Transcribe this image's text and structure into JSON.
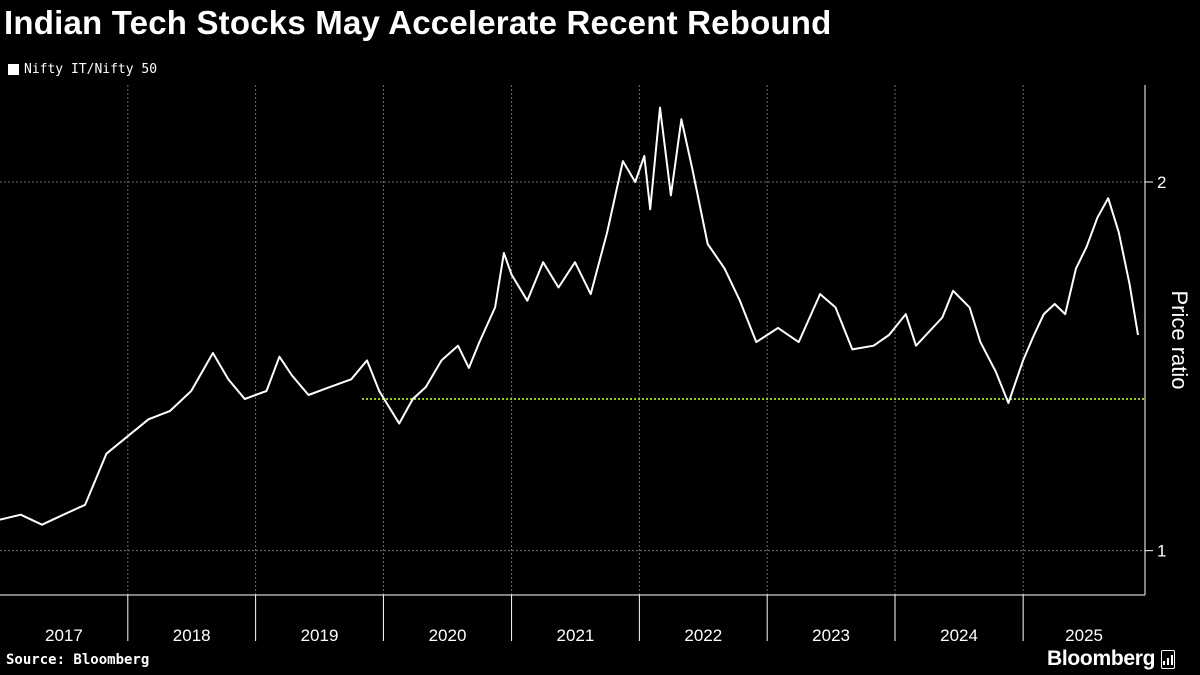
{
  "header": {
    "title": "Indian Tech Stocks May Accelerate Recent Rebound"
  },
  "legend": {
    "label": "Nifty IT/Nifty 50"
  },
  "footer": {
    "source": "Source: Bloomberg",
    "brand": "Bloomberg"
  },
  "colors": {
    "background": "#000000",
    "series": "#ffffff",
    "support_line": "#9acd32",
    "grid": "#6f6f6f"
  },
  "chart_data": {
    "type": "line",
    "title": "Indian Tech Stocks May Accelerate Recent Rebound",
    "ylabel": "Price ratio",
    "xlabel": "",
    "y_scale": "log",
    "ylim": [
      0.92,
      2.4
    ],
    "y_ticks": [
      "1",
      "2"
    ],
    "x_ticks": [
      "2017",
      "2018",
      "2019",
      "2020",
      "2021",
      "2022",
      "2023",
      "2024",
      "2025"
    ],
    "xlim": [
      "2017-01-01",
      "2025-12-15"
    ],
    "grid": true,
    "legend_position": "top-left",
    "series": [
      {
        "name": "Nifty IT/Nifty 50",
        "points": [
          [
            "2017-01-01",
            1.06
          ],
          [
            "2017-03-01",
            1.07
          ],
          [
            "2017-05-01",
            1.05
          ],
          [
            "2017-07-01",
            1.07
          ],
          [
            "2017-09-01",
            1.09
          ],
          [
            "2017-11-01",
            1.2
          ],
          [
            "2018-01-01",
            1.24
          ],
          [
            "2018-03-01",
            1.28
          ],
          [
            "2018-05-01",
            1.3
          ],
          [
            "2018-07-01",
            1.35
          ],
          [
            "2018-09-01",
            1.45
          ],
          [
            "2018-10-15",
            1.38
          ],
          [
            "2018-12-01",
            1.33
          ],
          [
            "2019-02-01",
            1.35
          ],
          [
            "2019-03-10",
            1.44
          ],
          [
            "2019-04-15",
            1.39
          ],
          [
            "2019-06-01",
            1.34
          ],
          [
            "2019-08-01",
            1.36
          ],
          [
            "2019-10-01",
            1.38
          ],
          [
            "2019-11-15",
            1.43
          ],
          [
            "2019-12-20",
            1.35
          ],
          [
            "2020-02-15",
            1.27
          ],
          [
            "2020-03-25",
            1.33
          ],
          [
            "2020-05-01",
            1.36
          ],
          [
            "2020-06-15",
            1.43
          ],
          [
            "2020-08-01",
            1.47
          ],
          [
            "2020-09-01",
            1.41
          ],
          [
            "2020-10-01",
            1.48
          ],
          [
            "2020-11-15",
            1.58
          ],
          [
            "2020-12-10",
            1.75
          ],
          [
            "2021-01-01",
            1.68
          ],
          [
            "2021-02-15",
            1.6
          ],
          [
            "2021-04-01",
            1.72
          ],
          [
            "2021-05-15",
            1.64
          ],
          [
            "2021-07-01",
            1.72
          ],
          [
            "2021-08-15",
            1.62
          ],
          [
            "2021-10-01",
            1.82
          ],
          [
            "2021-11-15",
            2.08
          ],
          [
            "2021-12-20",
            2.0
          ],
          [
            "2022-01-15",
            2.1
          ],
          [
            "2022-02-01",
            1.9
          ],
          [
            "2022-03-01",
            2.3
          ],
          [
            "2022-04-01",
            1.95
          ],
          [
            "2022-05-01",
            2.25
          ],
          [
            "2022-06-01",
            2.05
          ],
          [
            "2022-07-15",
            1.78
          ],
          [
            "2022-09-01",
            1.7
          ],
          [
            "2022-10-15",
            1.6
          ],
          [
            "2022-12-01",
            1.48
          ],
          [
            "2023-02-01",
            1.52
          ],
          [
            "2023-04-01",
            1.48
          ],
          [
            "2023-06-01",
            1.62
          ],
          [
            "2023-07-15",
            1.58
          ],
          [
            "2023-09-01",
            1.46
          ],
          [
            "2023-11-01",
            1.47
          ],
          [
            "2023-12-15",
            1.5
          ],
          [
            "2024-02-01",
            1.56
          ],
          [
            "2024-03-01",
            1.47
          ],
          [
            "2024-05-15",
            1.55
          ],
          [
            "2024-06-15",
            1.63
          ],
          [
            "2024-08-01",
            1.58
          ],
          [
            "2024-09-01",
            1.48
          ],
          [
            "2024-10-15",
            1.4
          ],
          [
            "2024-11-20",
            1.32
          ],
          [
            "2025-01-01",
            1.43
          ],
          [
            "2025-02-01",
            1.5
          ],
          [
            "2025-03-01",
            1.56
          ],
          [
            "2025-04-01",
            1.59
          ],
          [
            "2025-05-01",
            1.56
          ],
          [
            "2025-06-01",
            1.7
          ],
          [
            "2025-07-01",
            1.77
          ],
          [
            "2025-08-01",
            1.87
          ],
          [
            "2025-09-01",
            1.94
          ],
          [
            "2025-10-01",
            1.82
          ],
          [
            "2025-11-01",
            1.65
          ],
          [
            "2025-11-25",
            1.5
          ]
        ]
      }
    ],
    "annotations": [
      {
        "type": "horizontal_line",
        "value": 1.33,
        "from": "2019-11-01",
        "to": "2025-12-15",
        "style": "dotted"
      }
    ]
  }
}
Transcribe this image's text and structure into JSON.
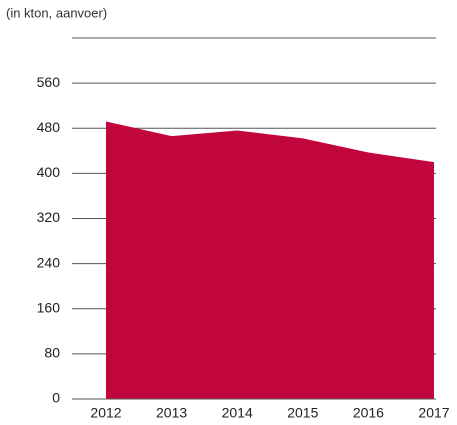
{
  "chart_data": {
    "type": "area",
    "subtitle": "(in kton, aanvoer)",
    "categories": [
      "2012",
      "2013",
      "2014",
      "2015",
      "2016",
      "2017"
    ],
    "values": [
      492,
      466,
      476,
      462,
      437,
      420
    ],
    "color": "#c0063c",
    "ylim": [
      0,
      640
    ],
    "yticks": [
      0,
      80,
      160,
      240,
      320,
      400,
      480,
      560
    ],
    "grid": true
  }
}
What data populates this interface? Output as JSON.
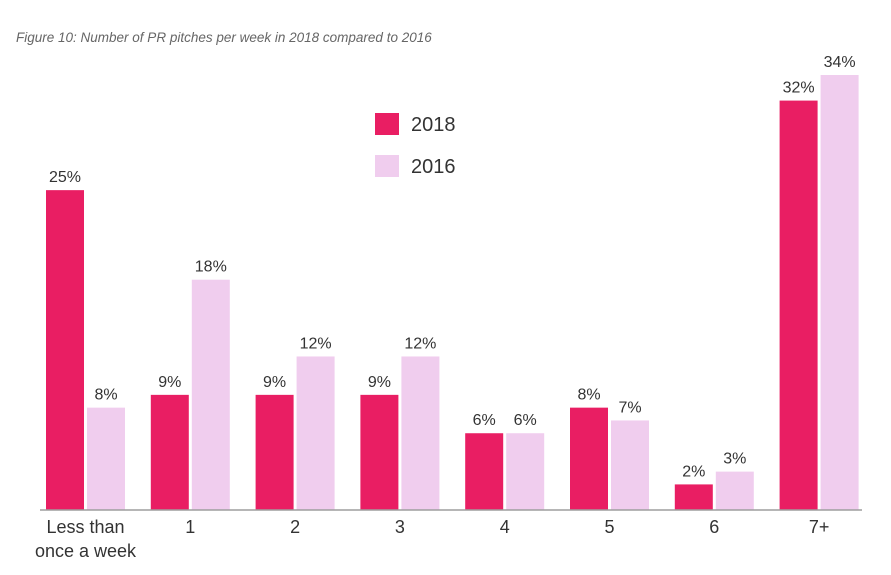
{
  "caption": "Figure 10: Number of PR pitches per week in 2018 compared to 2016",
  "chart_data": {
    "type": "bar",
    "title": "Figure 10: Number of PR pitches per week in 2018 compared to 2016",
    "categories": [
      [
        "Less than",
        "once a week"
      ],
      [
        "1"
      ],
      [
        "2"
      ],
      [
        "3"
      ],
      [
        "4"
      ],
      [
        "5"
      ],
      [
        "6"
      ],
      [
        "7+"
      ]
    ],
    "series": [
      {
        "name": "2018",
        "color": "#e91e63",
        "values": [
          25,
          9,
          9,
          9,
          6,
          8,
          2,
          32
        ],
        "labels": [
          "25%",
          "9%",
          "9%",
          "9%",
          "6%",
          "8%",
          "2%",
          "32%"
        ]
      },
      {
        "name": "2016",
        "color": "#f0cdee",
        "values": [
          8,
          18,
          12,
          12,
          6,
          7,
          3,
          34
        ],
        "labels": [
          "8%",
          "18%",
          "12%",
          "12%",
          "6%",
          "7%",
          "3%",
          "34%"
        ]
      }
    ],
    "ylim": [
      0,
      34
    ],
    "legend": "top-center",
    "grid": false,
    "xlabel": "",
    "ylabel": ""
  }
}
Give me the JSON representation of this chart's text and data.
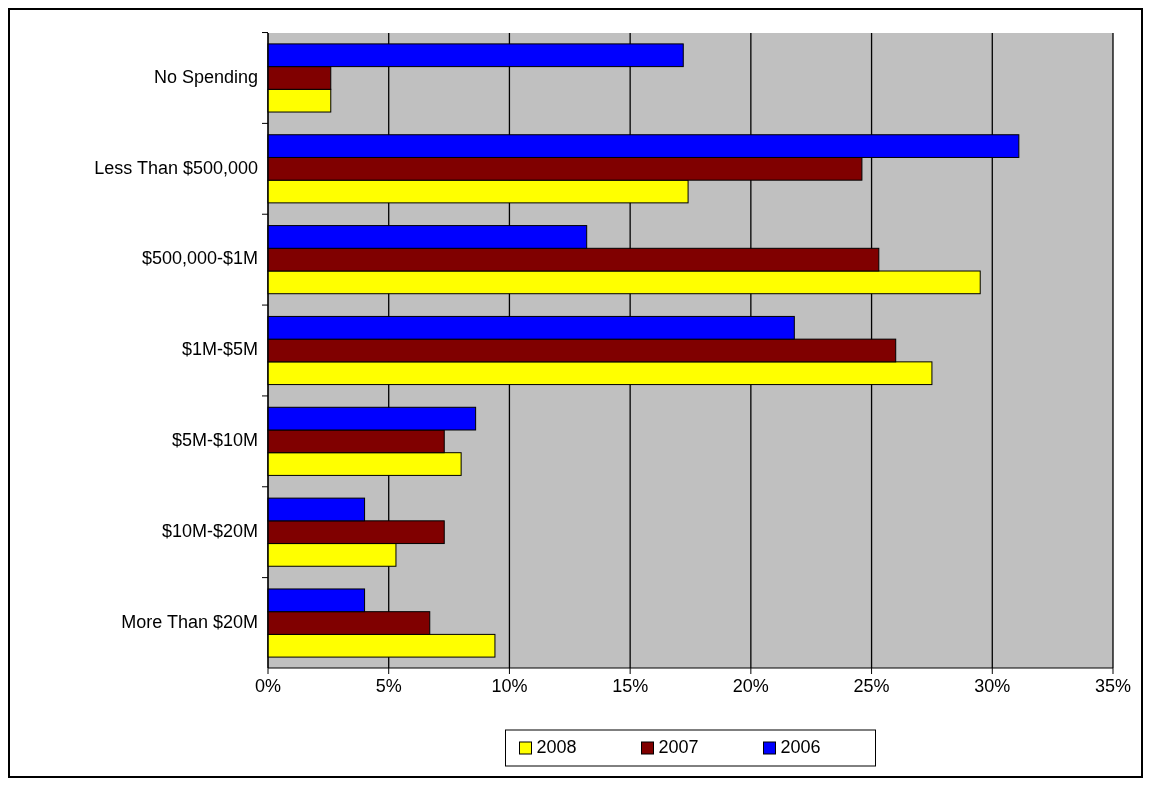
{
  "chart_data": {
    "type": "bar",
    "orientation": "horizontal",
    "categories": [
      "No Spending",
      "Less Than $500,000",
      "$500,000-$1M",
      "$1M-$5M",
      "$5M-$10M",
      "$10M-$20M",
      "More Than $20M"
    ],
    "series": [
      {
        "name": "2008",
        "color": "#ffff00",
        "values": [
          2.6,
          17.4,
          29.5,
          27.5,
          8.0,
          5.3,
          9.4
        ]
      },
      {
        "name": "2007",
        "color": "#800000",
        "values": [
          2.6,
          24.6,
          25.3,
          26.0,
          7.3,
          7.3,
          6.7
        ]
      },
      {
        "name": "2006",
        "color": "#0000ff",
        "values": [
          17.2,
          31.1,
          13.2,
          21.8,
          8.6,
          4.0,
          4.0
        ]
      }
    ],
    "xlim": [
      0,
      35
    ],
    "xticks": [
      {
        "value": 0,
        "label": "0%"
      },
      {
        "value": 5,
        "label": "5%"
      },
      {
        "value": 10,
        "label": "10%"
      },
      {
        "value": 15,
        "label": "15%"
      },
      {
        "value": 20,
        "label": "20%"
      },
      {
        "value": 25,
        "label": "25%"
      },
      {
        "value": 30,
        "label": "30%"
      },
      {
        "value": 35,
        "label": "35%"
      }
    ],
    "grid": "x",
    "legend": "bottom"
  }
}
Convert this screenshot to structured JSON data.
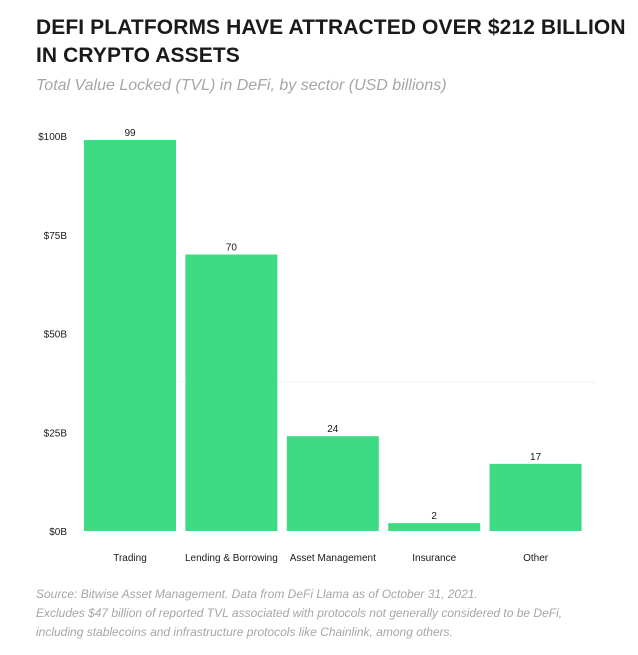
{
  "title_line1": "DEFI PLATFORMS HAVE ATTRACTED OVER $212 BILLION",
  "title_line2": "IN CRYPTO ASSETS",
  "subtitle": "Total Value Locked (TVL) in DeFi, by sector (USD billions)",
  "source_line1": "Source: Bitwise Asset Management. Data from DeFi Llama as of October 31, 2021.",
  "source_line2": "Excludes $47 billion of reported TVL associated with protocols not generally considered to be DeFi,",
  "source_line3": "including stablecoins and infrastructure protocols like Chainlink, among others.",
  "colors": {
    "bar": "#3ddc84",
    "text": "#1a1a1a",
    "muted": "#a6a6a6"
  },
  "chart_data": {
    "type": "bar",
    "categories": [
      "Trading",
      "Lending & Borrowing",
      "Asset Management",
      "Insurance",
      "Other"
    ],
    "values": [
      99,
      70,
      24,
      2,
      17
    ],
    "ylim": [
      0,
      100
    ],
    "yticks": [
      0,
      25,
      50,
      75,
      100
    ],
    "ytick_labels": [
      "$0B",
      "$25B",
      "$50B",
      "$75B",
      "$100B"
    ],
    "grid": false,
    "legend": "none"
  }
}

··········

**Directions**
From the entries above, copy every line containing the word "compared".

**Written reply**
  "caption": "Figure 10: Number of PR pitches per week in 2018 compared to 2016",
    "title": "Figure 10: Number of PR pitches per week in 2018 compared to 2016",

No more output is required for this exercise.